Given records:
————

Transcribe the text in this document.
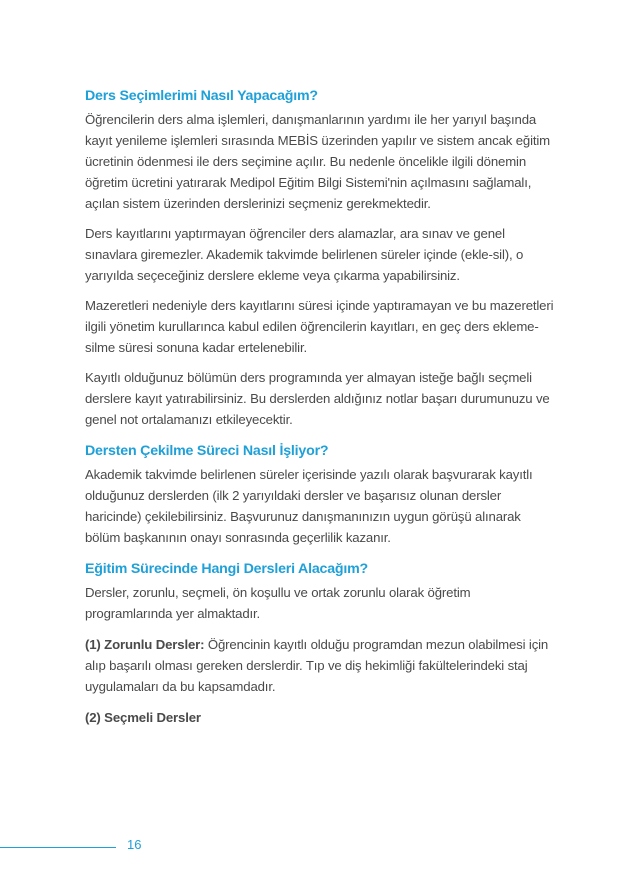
Ders Seçimlerimi Nasıl Yapacağım?

Öğrencilerin ders alma işlemleri, danışmanlarının yardımı ile her yarıyıl başında kayıt yenileme işlemleri sırasında MEBİS üzerinden yapılır ve sistem ancak eğitim ücretinin ödenmesi ile ders seçimine açılır. Bu nedenle öncelikle ilgili dönemin öğretim ücretini yatırarak Medipol Eğitim Bilgi Sistemi'nin açılmasını sağlamalı, açılan sistem üzerinden derslerinizi seçmeniz gerekmektedir.

Ders kayıtlarını yaptırmayan öğrenciler ders alamazlar, ara sınav ve genel sınavlara giremezler. Akademik takvimde belirlenen süreler içinde (ekle-sil), o yarıyılda seçeceğiniz derslere ekleme veya çıkarma yapabilirsiniz.

Mazeretleri nedeniyle ders kayıtlarını süresi içinde yaptıramayan ve bu mazeretleri ilgili yönetim kurullarınca kabul edilen öğrencilerin kayıtları, en geç ders ekleme-silme süresi sonuna kadar ertelenebilir.

Kayıtlı olduğunuz bölümün ders programında yer almayan isteğe bağlı seçmeli derslere kayıt yatırabilirsiniz. Bu derslerden aldığınız notlar başarı durumunuzu ve genel not ortalamanızı etkileyecektir.

Dersten Çekilme Süreci Nasıl İşliyor?

Akademik takvimde belirlenen süreler içerisinde yazılı olarak başvurarak kayıtlı olduğunuz derslerden (ilk 2 yarıyıldaki dersler ve başarısız olunan dersler haricinde) çekilebilirsiniz. Başvurunuz danışmanınızın uygun görüşü alınarak bölüm başkanının onayı sonrasında geçerlilik kazanır.

Eğitim Sürecinde Hangi Dersleri Alacağım?

Dersler, zorunlu, seçmeli, ön koşullu ve ortak zorunlu olarak öğretim programlarında yer almaktadır.

(1) Zorunlu Dersler: Öğrencinin kayıtlı olduğu programdan mezun olabilmesi için alıp başarılı olması gereken derslerdir. Tıp ve diş hekimliği fakültelerindeki staj uygulamaları da bu kapsamdadır.

(2) Seçmeli Dersler

16
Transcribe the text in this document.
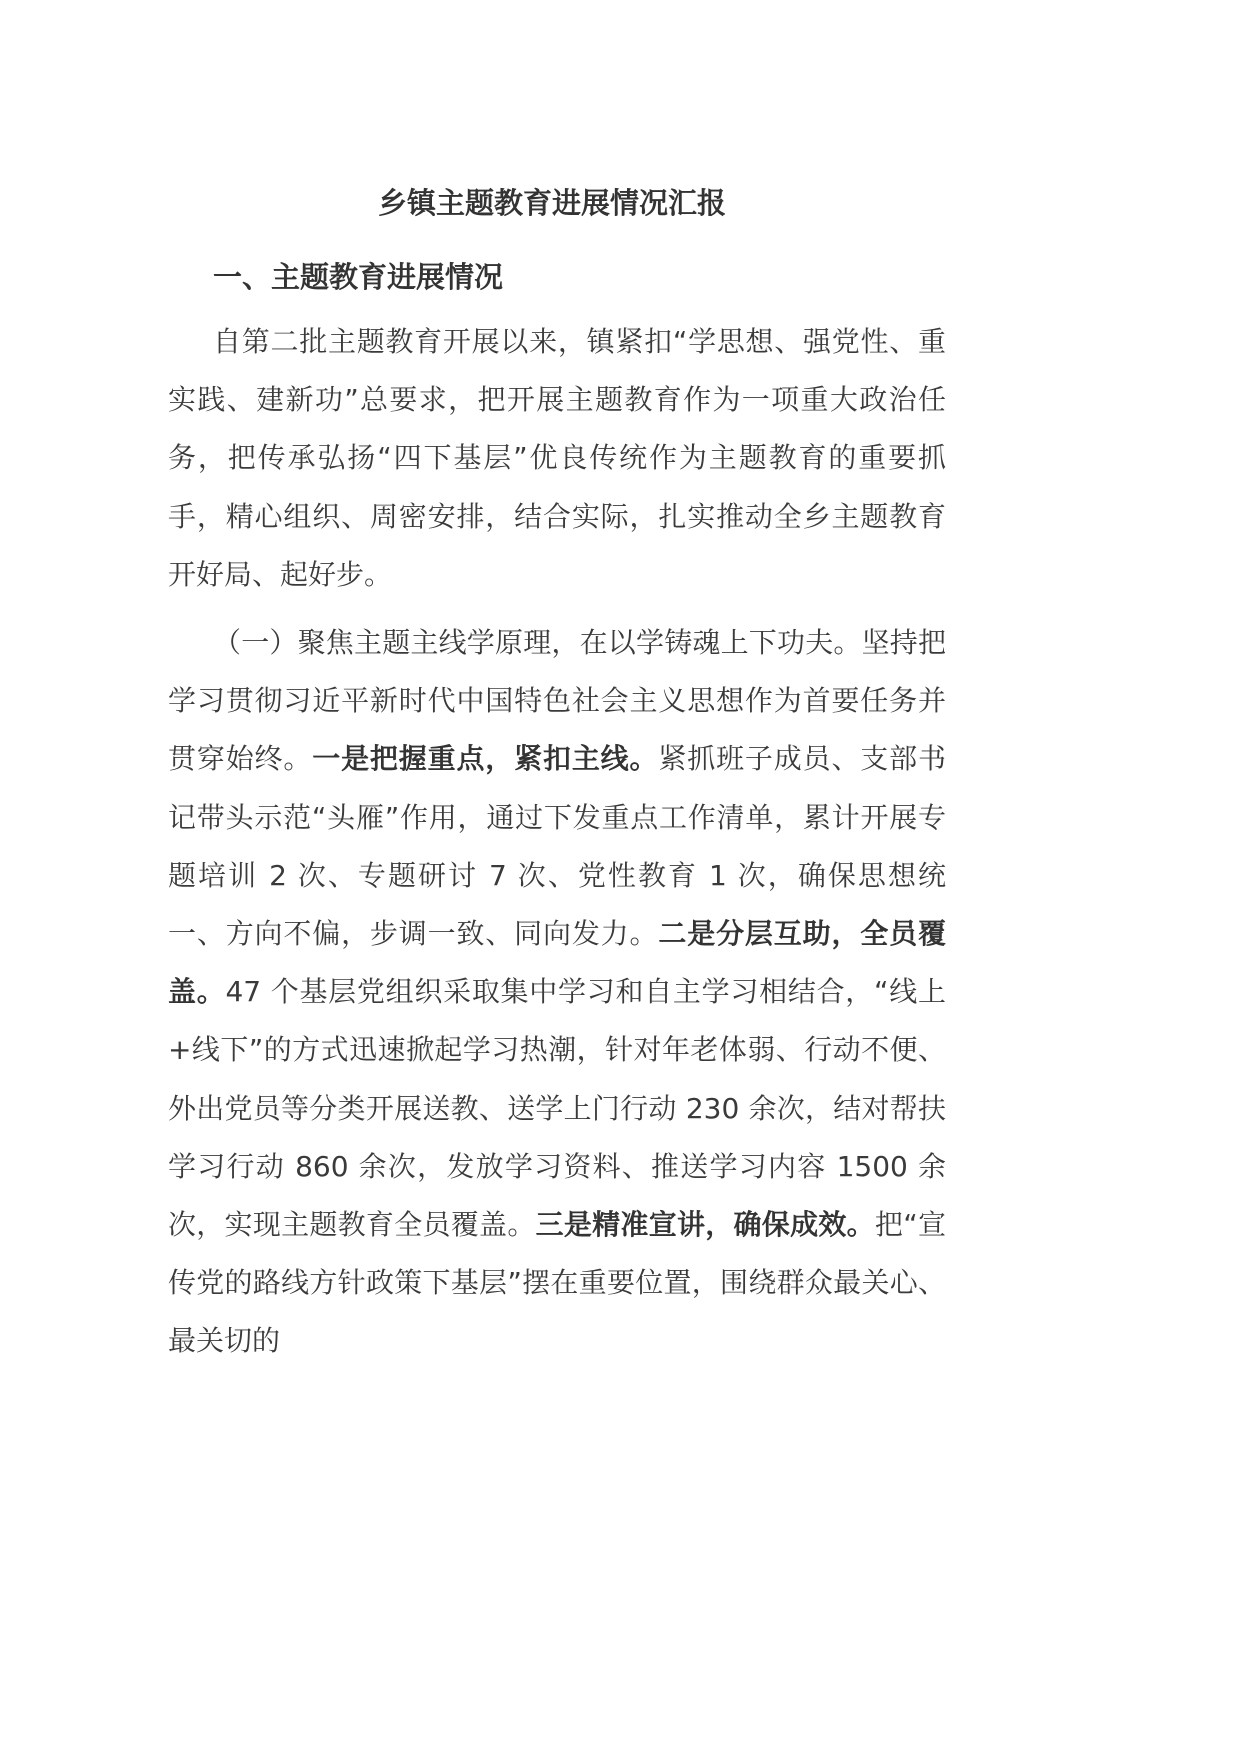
乡镇主题教育进展情况汇报
一、主题教育进展情况

自第二批主题教育开展以来，镇紧扣“学思想、强党性、重实践、建新功”总要求，把开展主题教育作为一项重大政治任务，把传承弘扬“四下基层”优良传统作为主题教育的重要抓手，精心组织、周密安排，结合实际，扎实推动全乡主题教育开好局、起好步。

（一）聚焦主题主线学原理，在以学铸魂上下功夫。坚持把学习贯彻习近平新时代中国特色社会主义思想作为首要任务并贯穿始终。一是把握重点，紧扣主线。紧抓班子成员、支部书记带头示范“头雁”作用，通过下发重点工作清单，累计开展专题培训 2 次、专题研讨 7 次、党性教育 1 次，确保思想统一、方向不偏，步调一致、同向发力。二是分层互助，全员覆盖。47 个基层党组织采取集中学习和自主学习相结合，“线上+线下”的方式迅速掀起学习热潮，针对年老体弱、行动不便、外出党员等分类开展送教、送学上门行动 230 余次，结对帮扶学习行动 860 余次，发放学习资料、推送学习内容 1500 余次，实现主题教育全员覆盖。三是精准宣讲，确保成效。把“宣传党的路线方针政策下基层”摆在重要位置，围绕群众最关心、最关切的
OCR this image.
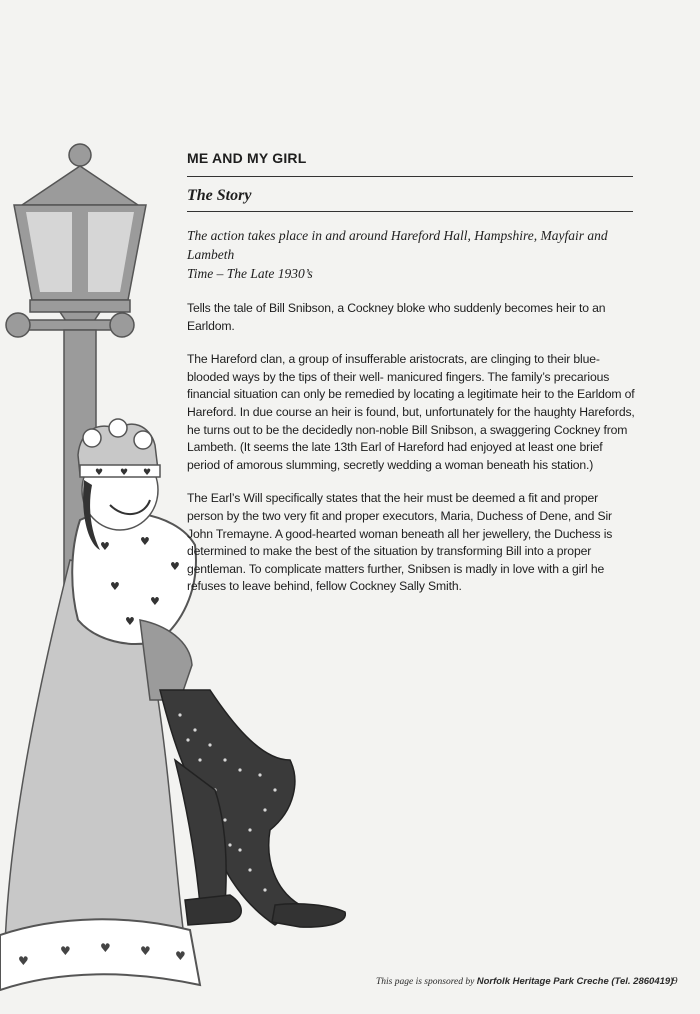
♥
♥ ♥ ♥ ♥
♥	♥
♥
♥
♥
♥
♥ ♥ ♥
ME AND MY GIRL
The Story

The action takes place in and around Hareford Hall, Hampshire, Mayfair and Lambeth
Time – The Late 1930’s

Tells the tale of Bill Snibson, a Cockney bloke who suddenly becomes heir to an Earldom.

The Hareford clan, a group of insufferable aristocrats, are clinging to their blue-blooded ways by the tips of their well- manicured fingers. The family’s precarious financial situation can only be remedied by locating a legitimate heir to the Earldom of Hareford. In due course an heir is found, but, unfortunately for the haughty Harefords, he turns out to be the decidedly non-noble Bill Snibson, a swaggering Cockney from Lambeth. (It seems the late 13th Earl of Hareford had enjoyed at least one brief period of amorous slumming, secretly wedding a woman beneath his station.)

The Earl’s Will specifically states that the heir must be deemed a fit and proper person by the two very fit and proper executors, Maria, Duchess of Dene, and Sir John Tremayne. A good-hearted woman beneath all her jewellery, the Duchess is determined to make the best of the situation by transforming Bill into a proper gentleman. To complicate matters further, Snibsen is madly in love with a girl he refuses to leave behind, fellow Cockney Sally Smith.

This page is sponsored by Norfolk Heritage Park Creche (Tel. 2860419)
9
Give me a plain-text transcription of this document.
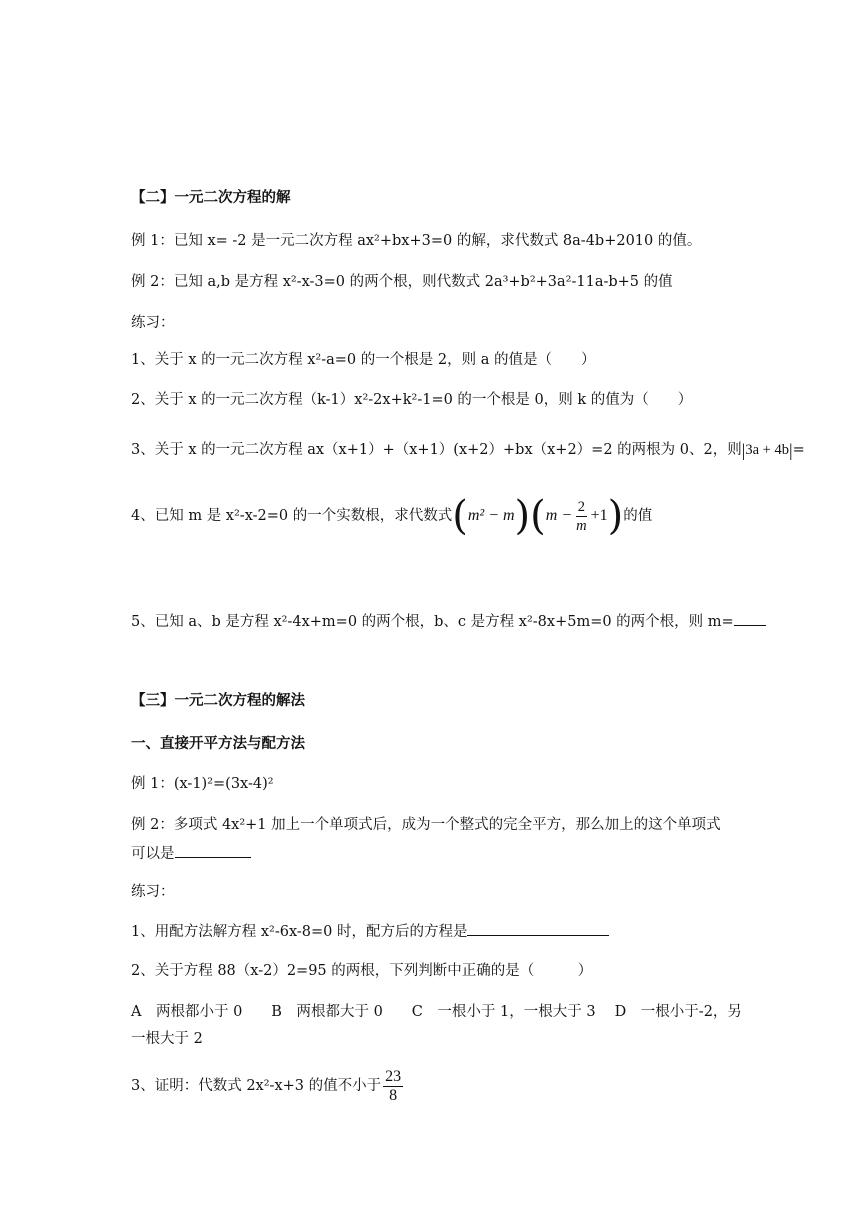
【二】一元二次方程的解
例 1：已知 x= -2 是一元二次方程 ax²+bx+3=0 的解，求代数式 8a-4b+2010 的值。
例 2：已知 a,b 是方程 x²-x-3=0 的两个根，则代数式 2a³+b²+3a²-11a-b+5 的值
练习：
1、关于 x 的一元二次方程 x²-a=0 的一个根是 2，则 a 的值是（　　）
2、关于 x 的一元二次方程（k-1）x²-2x+k²-1=0 的一个根是 0，则 k 的值为（　　）
3、关于 x 的一元二次方程 ax（x+1）+（x+1）(x+2）+bx（x+2）=2 的两根为 0、2，则|3a + 4b|=
4、已知 m 是 x²-x-2=0 的一个实数根，求代数式 ( m² − m ) ( $m - \frac{2}{m} +1$ ) 的值
5、已知 a、b 是方程 x²-4x+m=0 的两个根，b、c 是方程 x²-8x+5m=0 的两个根，则 m=
【三】一元二次方程的解法
一、直接开平方法与配方法
例 1：(x-1)²=(3x-4)²
例 2：多项式 4x²+1 加上一个单项式后，成为一个整式的完全平方，那么加上的这个单项式
可以是
练习：
1、用配方法解方程 x²-6x-8=0 时，配方后的方程是
2、关于方程 88（x-2）2=95 的两根，下列判断中正确的是（　　　）
A　两根都小于 0　　B　两根都大于 0　　C　一根小于 1，一根大于 3　 D　一根小于-2，另
一根大于 2
3、证明：代数式 2x²-x+3 的值不小于 $\frac{23}{8}$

————

Nothing in the entries above should change when they are printed again, except that the pictures are dropped.

Transcribe the text in this document.
Ders Seçimlerimi Nasıl Yapacağım?

Öğrencilerin ders alma işlemleri, danışmanlarının yardımı ile her yarıyıl başında kayıt yenileme işlemleri sırasında MEBİS üzerinden yapılır ve sistem ancak eğitim ücretinin ödenmesi ile ders seçimine açılır. Bu nedenle öncelikle ilgili dönemin öğretim ücretini yatırarak Medipol Eğitim Bilgi Sistemi'nin açılmasını sağlamalı, açılan sistem üzerinden derslerinizi seçmeniz gerekmektedir.

Ders kayıtlarını yaptırmayan öğrenciler ders alamazlar, ara sınav ve genel sınavlara giremezler. Akademik takvimde belirlenen süreler içinde (ekle-sil), o yarıyılda seçeceğiniz derslere ekleme veya çıkarma yapabilirsiniz.

Mazeretleri nedeniyle ders kayıtlarını süresi içinde yaptıramayan ve bu mazeretleri ilgili yönetim kurullarınca kabul edilen öğrencilerin kayıtları, en geç ders ekleme-silme süresi sonuna kadar ertelenebilir.

Kayıtlı olduğunuz bölümün ders programında yer almayan isteğe bağlı seçmeli derslere kayıt yatırabilirsiniz. Bu derslerden aldığınız notlar başarı durumunuzu ve genel not ortalamanızı etkileyecektir.

Dersten Çekilme Süreci Nasıl İşliyor?

Akademik takvimde belirlenen süreler içerisinde yazılı olarak başvurarak kayıtlı olduğunuz derslerden (ilk 2 yarıyıldaki dersler ve başarısız olunan dersler haricinde) çekilebilirsiniz. Başvurunuz danışmanınızın uygun görüşü alınarak bölüm başkanının onayı sonrasında geçerlilik kazanır.

Eğitim Sürecinde Hangi Dersleri Alacağım?

Dersler, zorunlu, seçmeli, ön koşullu ve ortak zorunlu olarak öğretim programlarında yer almaktadır.

(1) Zorunlu Dersler: Öğrencinin kayıtlı olduğu programdan mezun olabilmesi için alıp başarılı olması gereken derslerdir. Tıp ve diş hekimliği fakültelerindeki staj uygulamaları da bu kapsamdadır.

(2) Seçmeli Dersler

16
Transcribe the text in this document.
乡镇主题教育进展情况汇报
一、主题教育进展情况

自第二批主题教育开展以来，镇紧扣“学思想、强党性、重实践、建新功”总要求，把开展主题教育作为一项重大政治任务，把传承弘扬“四下基层”优良传统作为主题教育的重要抓手，精心组织、周密安排，结合实际，扎实推动全乡主题教育开好局、起好步。

（一）聚焦主题主线学原理，在以学铸魂上下功夫。坚持把学习贯彻习近平新时代中国特色社会主义思想作为首要任务并贯穿始终。一是把握重点，紧扣主线。紧抓班子成员、支部书记带头示范“头雁”作用，通过下发重点工作清单，累计开展专题培训 2 次、专题研讨 7 次、党性教育 1 次，确保思想统一、方向不偏，步调一致、同向发力。二是分层互助，全员覆盖。47 个基层党组织采取集中学习和自主学习相结合，“线上+线下”的方式迅速掀起学习热潮，针对年老体弱、行动不便、外出党员等分类开展送教、送学上门行动 230 余次，结对帮扶学习行动 860 余次，发放学习资料、推送学习内容 1500 余次，实现主题教育全员覆盖。三是精准宣讲，确保成效。把“宣传党的路线方针政策下基层”摆在重要位置，围绕群众最关心、最关切的
OCR this image.
♥
♥ ♥ ♥ ♥
♥	♥
♥
♥
♥
♥
♥ ♥ ♥
ME AND MY GIRL
The Story

The action takes place in and around Hareford Hall, Hampshire, Mayfair and Lambeth
Time – The Late 1930’s

Tells the tale of Bill Snibson, a Cockney bloke who suddenly becomes heir to an Earldom.

The Hareford clan, a group of insufferable aristocrats, are clinging to their blue-blooded ways by the tips of their well- manicured fingers. The family’s precarious financial situation can only be remedied by locating a legitimate heir to the Earldom of Hareford. In due course an heir is found, but, unfortunately for the haughty Harefords, he turns out to be the decidedly non-noble Bill Snibson, a swaggering Cockney from Lambeth. (It seems the late 13th Earl of Hareford had enjoyed at least one brief period of amorous slumming, secretly wedding a woman beneath his station.)

The Earl’s Will specifically states that the heir must be deemed a fit and proper person by the two very fit and proper executors, Maria, Duchess of Dene, and Sir John Tremayne. A good-hearted woman beneath all her jewellery, the Duchess is determined to make the best of the situation by transforming Bill into a proper gentleman. To complicate matters further, Snibsen is madly in love with a girl he refuses to leave behind, fellow Cockney Sally Smith.

This page is sponsored by Norfolk Heritage Park Creche (Tel. 2860419)
9
Give me a plain-text transcription of this document.
【二】一元二次方程的解
例 1：已知 x= -2 是一元二次方程 ax²+bx+3=0 的解，求代数式 8a-4b+2010 的值。
例 2：已知 a,b 是方程 x²-x-3=0 的两个根，则代数式 2a³+b²+3a²-11a-b+5 的值
练习：
1、关于 x 的一元二次方程 x²-a=0 的一个根是 2，则 a 的值是（　　）
2、关于 x 的一元二次方程（k-1）x²-2x+k²-1=0 的一个根是 0，则 k 的值为（　　）
3、关于 x 的一元二次方程 ax（x+1）+（x+1）(x+2）+bx（x+2）=2 的两根为 0、2，则|3a + 4b|=
4、已知 m 是 x²-x-2=0 的一个实数根，求代数式 ( m² − m ) ( $m - \frac{2}{m} +1$ ) 的值
5、已知 a、b 是方程 x²-4x+m=0 的两个根，b、c 是方程 x²-8x+5m=0 的两个根，则 m=
【三】一元二次方程的解法
一、直接开平方法与配方法
例 1：(x-1)²=(3x-4)²
例 2：多项式 4x²+1 加上一个单项式后，成为一个整式的完全平方，那么加上的这个单项式
可以是
练习：
1、用配方法解方程 x²-6x-8=0 时，配方后的方程是
2、关于方程 88（x-2）2=95 的两根，下列判断中正确的是（　　　）
A　两根都小于 0　　B　两根都大于 0　　C　一根小于 1，一根大于 3　 D　一根小于-2，另
一根大于 2
3、证明：代数式 2x²-x+3 的值不小于 $\frac{23}{8}$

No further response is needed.